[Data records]
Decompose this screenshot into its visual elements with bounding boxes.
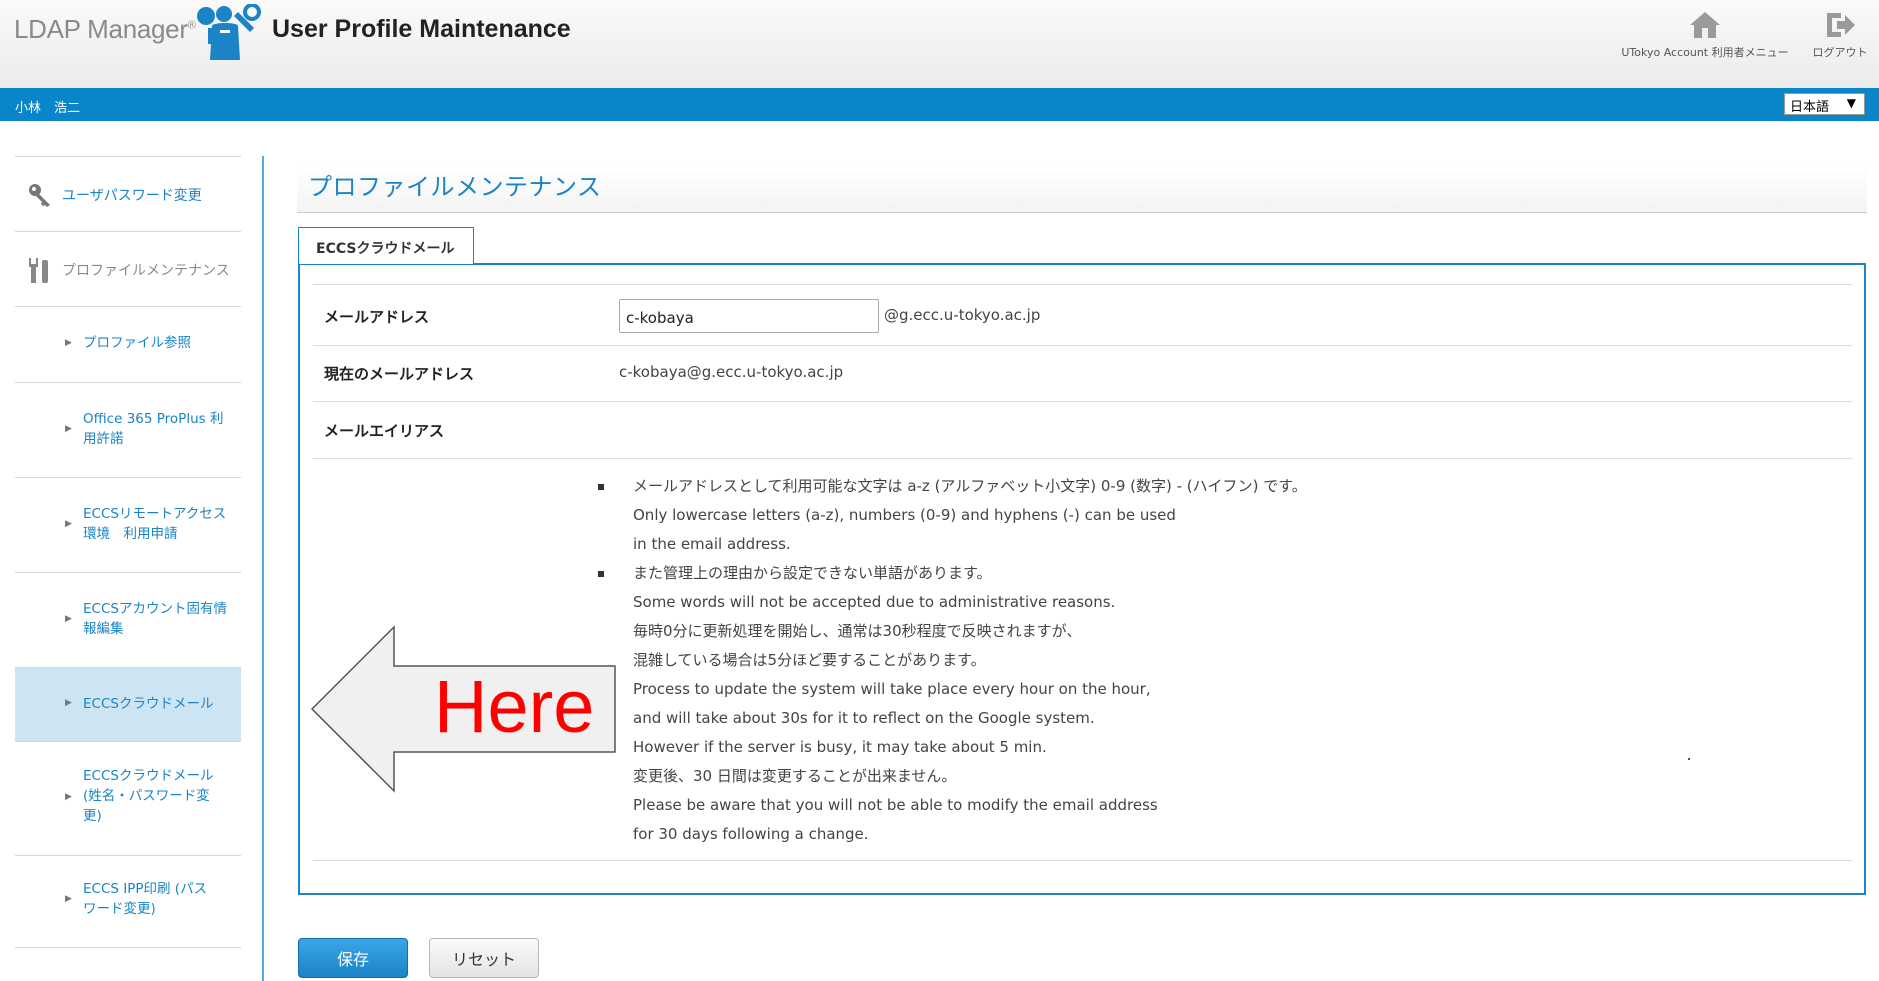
tab-cloud-mail[interactable]: ECCSクラウドメール bbox=[298, 227, 474, 264]
note-line: 毎時0分に更新処理を開始し、通常は30秒程度で反映されますが、 bbox=[633, 622, 1082, 640]
current-email-row: 現在のメールアドレス c-kobaya@g.ecc.u-tokyo.ac.jp bbox=[313, 345, 1852, 401]
triangle-right-icon: ▶ bbox=[65, 698, 72, 708]
triangle-right-icon: ▶ bbox=[65, 792, 72, 802]
sidebar-item-label: ECCSアカウント固有情報編集 bbox=[83, 601, 227, 637]
sidebar-item-profile-view[interactable]: ▶ プロファイル参照 bbox=[15, 306, 241, 382]
app-header: LDAP Manager® User Profile Maintenance U… bbox=[0, 0, 1879, 88]
logout-link[interactable]: ログアウト bbox=[1805, 10, 1875, 60]
note-line: However if the server is busy, it may ta… bbox=[633, 738, 1047, 756]
save-button[interactable]: 保存 bbox=[298, 938, 408, 978]
bullet-icon bbox=[598, 571, 604, 577]
triangle-right-icon: ▶ bbox=[65, 424, 72, 434]
sidebar-item-ipp-print[interactable]: ▶ ECCS IPP印刷 (パスワード変更) bbox=[15, 855, 241, 948]
logout-label: ログアウト bbox=[1812, 46, 1868, 59]
email-input[interactable] bbox=[619, 299, 879, 333]
user-menu-label: UTokyo Account 利用者メニュー bbox=[1621, 46, 1789, 59]
current-email-value: c-kobaya@g.ecc.u-tokyo.ac.jp bbox=[619, 363, 844, 381]
page-title: プロファイルメンテナンス bbox=[297, 165, 1867, 213]
current-email-label: 現在のメールアドレス bbox=[324, 365, 475, 383]
note-line: and will take about 30s for it to reflec… bbox=[633, 709, 1095, 727]
note-line: 変更後、30 日間は変更することが出来ません。 bbox=[633, 767, 957, 785]
stray-dot bbox=[1688, 758, 1690, 760]
note-line: for 30 days following a change. bbox=[633, 825, 869, 843]
chevron-down-icon: ▼ bbox=[1846, 96, 1856, 110]
triangle-right-icon: ▶ bbox=[65, 614, 72, 624]
sidebar-item-cloud-mail-name[interactable]: ▶ ECCSクラウドメール (姓名・パスワード変更) bbox=[15, 741, 241, 855]
triangle-right-icon: ▶ bbox=[65, 338, 72, 348]
sidebar-item-account-info[interactable]: ▶ ECCSアカウント固有情報編集 bbox=[15, 572, 241, 667]
email-domain: @g.ecc.u-tokyo.ac.jp bbox=[884, 306, 1041, 324]
language-value: 日本語 bbox=[1790, 100, 1830, 115]
sidebar-item-label: プロファイル参照 bbox=[83, 335, 191, 351]
note-line: in the email address. bbox=[633, 535, 791, 553]
sidebar-item-label: Office 365 ProPlus 利用許諾 bbox=[83, 411, 224, 447]
home-icon bbox=[1690, 12, 1720, 38]
sidebar-item-label: ECCSリモートアクセス環境 利用申請 bbox=[83, 506, 227, 542]
sidebar-item-label: プロファイルメンテナンス bbox=[62, 263, 230, 279]
sidebar-item-label: ECCSクラウドメール bbox=[83, 696, 214, 712]
user-name: 小林 浩二 bbox=[15, 101, 81, 116]
note-line: Process to update the system will take p… bbox=[633, 680, 1151, 698]
page-title-text: プロファイルメンテナンス bbox=[308, 173, 602, 201]
note-line: また管理上の理由から設定できない単語があります。 bbox=[633, 564, 992, 582]
sidebar-item-label: ユーザパスワード変更 bbox=[62, 188, 202, 204]
note-line: 混雑している場合は5分ほど要することがあります。 bbox=[633, 651, 986, 669]
user-bar: 小林 浩二 日本語 ▼ bbox=[0, 88, 1879, 121]
sidebar-item-office365[interactable]: ▶ Office 365 ProPlus 利用許諾 bbox=[15, 382, 241, 477]
key-icon bbox=[29, 184, 50, 207]
sidebar-item-cloud-mail[interactable]: ▶ ECCSクラウドメール bbox=[15, 667, 241, 741]
email-row: メールアドレス @g.ecc.u-tokyo.ac.jp bbox=[313, 284, 1852, 345]
app-title: User Profile Maintenance bbox=[272, 15, 571, 43]
alias-label: メールエイリアス bbox=[324, 422, 445, 440]
tools-icon bbox=[29, 258, 48, 283]
logout-icon bbox=[1827, 13, 1855, 37]
sidebar-item-label: ECCSクラウドメール (姓名・パスワード変更) bbox=[83, 768, 214, 824]
language-select[interactable]: 日本語 ▼ bbox=[1784, 93, 1865, 115]
alias-row: メールエイリアス bbox=[313, 401, 1852, 458]
bullet-icon bbox=[598, 484, 604, 490]
sidebar-item-label: ECCS IPP印刷 (パスワード変更) bbox=[83, 881, 208, 917]
user-menu-link[interactable]: UTokyo Account 利用者メニュー bbox=[1620, 10, 1790, 60]
email-label: メールアドレス bbox=[324, 308, 430, 326]
note-line: Some words will not be accepted due to a… bbox=[633, 593, 1116, 611]
sidebar-item-password[interactable]: ユーザパスワード変更 bbox=[15, 156, 241, 231]
sidebar-item-profile-maintenance[interactable]: プロファイルメンテナンス bbox=[15, 231, 241, 306]
triangle-right-icon: ▶ bbox=[65, 894, 72, 904]
annotation-text: Here bbox=[434, 665, 595, 748]
note-line: Please be aware that you will not be abl… bbox=[633, 796, 1158, 814]
sidebar: ユーザパスワード変更 プロファイルメンテナンス ▶ プロファイル参照 ▶ Off… bbox=[15, 156, 241, 948]
note-line: Only lowercase letters (a-z), numbers (0… bbox=[633, 506, 1176, 524]
notes-list: メールアドレスとして利用可能な文字は a-z (アルファベット小文字) 0-9 … bbox=[598, 472, 1307, 849]
note-line: メールアドレスとして利用可能な文字は a-z (アルファベット小文字) 0-9 … bbox=[633, 477, 1307, 495]
sidebar-item-remote-access[interactable]: ▶ ECCSリモートアクセス環境 利用申請 bbox=[15, 477, 241, 572]
reset-button[interactable]: リセット bbox=[429, 938, 539, 978]
triangle-right-icon: ▶ bbox=[65, 519, 72, 529]
logo-icon bbox=[197, 4, 261, 60]
sidebar-divider bbox=[262, 156, 264, 981]
brand-name: LDAP Manager® bbox=[14, 14, 196, 44]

- **WHAT IS NEEDED**: Repeat all of the data above word for word, leaving out the pictures.

- **RESULT BELOW**:
Decompose this screenshot into its visual elements with bounding boxes.
tab-cloud-mail[interactable]: ECCSクラウドメール bbox=[298, 227, 474, 264]
note-line: 毎時0分に更新処理を開始し、通常は30秒程度で反映されますが、 bbox=[633, 622, 1082, 640]
current-email-row: 現在のメールアドレス c-kobaya@g.ecc.u-tokyo.ac.jp bbox=[313, 345, 1852, 401]
triangle-right-icon: ▶ bbox=[65, 698, 72, 708]
triangle-right-icon: ▶ bbox=[65, 792, 72, 802]
sidebar-item-label: ECCSアカウント固有情報編集 bbox=[83, 601, 227, 637]
sidebar-item-profile-view[interactable]: ▶ プロファイル参照 bbox=[15, 306, 241, 382]
app-header: LDAP Manager® User Profile Maintenance U… bbox=[0, 0, 1879, 88]
logout-link[interactable]: ログアウト bbox=[1805, 10, 1875, 60]
note-line: However if the server is busy, it may ta… bbox=[633, 738, 1047, 756]
save-button[interactable]: 保存 bbox=[298, 938, 408, 978]
bullet-icon bbox=[598, 571, 604, 577]
triangle-right-icon: ▶ bbox=[65, 424, 72, 434]
sidebar-item-ipp-print[interactable]: ▶ ECCS IPP印刷 (パスワード変更) bbox=[15, 855, 241, 948]
logout-label: ログアウト bbox=[1812, 46, 1868, 59]
email-input[interactable] bbox=[619, 299, 879, 333]
user-menu-label: UTokyo Account 利用者メニュー bbox=[1621, 46, 1789, 59]
current-email-value: c-kobaya@g.ecc.u-tokyo.ac.jp bbox=[619, 363, 844, 381]
page-title: プロファイルメンテナンス bbox=[297, 165, 1867, 213]
current-email-label: 現在のメールアドレス bbox=[324, 365, 475, 383]
note-line: and will take about 30s for it to reflec… bbox=[633, 709, 1095, 727]
note-line: 変更後、30 日間は変更することが出来ません。 bbox=[633, 767, 957, 785]
stray-dot bbox=[1688, 758, 1690, 760]
note-line: for 30 days following a change. bbox=[633, 825, 869, 843]
chevron-down-icon: ▼ bbox=[1846, 96, 1856, 110]
triangle-right-icon: ▶ bbox=[65, 614, 72, 624]
sidebar-item-cloud-mail-name[interactable]: ▶ ECCSクラウドメール (姓名・パスワード変更) bbox=[15, 741, 241, 855]
triangle-right-icon: ▶ bbox=[65, 338, 72, 348]
sidebar-item-account-info[interactable]: ▶ ECCSアカウント固有情報編集 bbox=[15, 572, 241, 667]
email-domain: @g.ecc.u-tokyo.ac.jp bbox=[884, 306, 1041, 324]
language-value: 日本語 bbox=[1790, 100, 1830, 115]
sidebar-item-label: プロファイル参照 bbox=[83, 335, 191, 351]
note-line: in the email address. bbox=[633, 535, 791, 553]
sidebar-item-label: Office 365 ProPlus 利用許諾 bbox=[83, 411, 224, 447]
home-icon bbox=[1690, 12, 1720, 38]
sidebar-item-label: ECCSリモートアクセス環境 利用申請 bbox=[83, 506, 227, 542]
sidebar-item-label: プロファイルメンテナンス bbox=[62, 263, 230, 279]
sidebar-item-label: ECCSクラウドメール bbox=[83, 696, 214, 712]
user-name: 小林 浩二 bbox=[15, 101, 81, 116]
note-line: Process to update the system will take p… bbox=[633, 680, 1151, 698]
page-title-text: プロファイルメンテナンス bbox=[308, 173, 602, 201]
note-line: また管理上の理由から設定できない単語があります。 bbox=[633, 564, 992, 582]
sidebar-item-label: ユーザパスワード変更 bbox=[62, 188, 202, 204]
note-line: 混雑している場合は5分ほど要することがあります。 bbox=[633, 651, 986, 669]
user-bar: 小林 浩二 日本語 ▼ bbox=[0, 88, 1879, 121]
sidebar-item-office365[interactable]: ▶ Office 365 ProPlus 利用許諾 bbox=[15, 382, 241, 477]
key-icon bbox=[29, 184, 50, 207]
sidebar-item-cloud-mail[interactable]: ▶ ECCSクラウドメール bbox=[15, 667, 241, 741]
email-row: メールアドレス @g.ecc.u-tokyo.ac.jp bbox=[313, 284, 1852, 345]
app-title: User Profile Maintenance bbox=[272, 15, 571, 43]
alias-label: メールエイリアス bbox=[324, 422, 445, 440]
tools-icon bbox=[29, 258, 48, 283]
logout-icon bbox=[1827, 13, 1855, 37]
sidebar-item-label: ECCSクラウドメール (姓名・パスワード変更) bbox=[83, 768, 214, 824]
language-select[interactable]: 日本語 ▼ bbox=[1784, 93, 1865, 115]
alias-row: メールエイリアス bbox=[313, 401, 1852, 458]
bullet-icon bbox=[598, 484, 604, 490]
sidebar-item-label: ECCS IPP印刷 (パスワード変更) bbox=[83, 881, 208, 917]
user-menu-link[interactable]: UTokyo Account 利用者メニュー bbox=[1620, 10, 1790, 60]
email-label: メールアドレス bbox=[324, 308, 430, 326]
note-line: Some words will not be accepted due to a… bbox=[633, 593, 1116, 611]
sidebar-item-password[interactable]: ユーザパスワード変更 bbox=[15, 156, 241, 231]
sidebar-item-profile-maintenance[interactable]: プロファイルメンテナンス bbox=[15, 231, 241, 306]
triangle-right-icon: ▶ bbox=[65, 894, 72, 904]
annotation-text: Here bbox=[434, 665, 595, 748]
note-line: Please be aware that you will not be abl… bbox=[633, 796, 1158, 814]
sidebar: ユーザパスワード変更 プロファイルメンテナンス ▶ プロファイル参照 ▶ Off… bbox=[15, 156, 241, 948]
note-line: Only lowercase letters (a-z), numbers (0… bbox=[633, 506, 1176, 524]
notes-list: メールアドレスとして利用可能な文字は a-z (アルファベット小文字) 0-9 … bbox=[598, 472, 1307, 849]
note-line: メールアドレスとして利用可能な文字は a-z (アルファベット小文字) 0-9 … bbox=[633, 477, 1307, 495]
sidebar-item-remote-access[interactable]: ▶ ECCSリモートアクセス環境 利用申請 bbox=[15, 477, 241, 572]
reset-button[interactable]: リセット bbox=[429, 938, 539, 978]
triangle-right-icon: ▶ bbox=[65, 519, 72, 529]
logo-icon bbox=[197, 4, 261, 60]
sidebar-divider bbox=[262, 156, 264, 981]
brand-name: LDAP Manager® bbox=[14, 14, 196, 44]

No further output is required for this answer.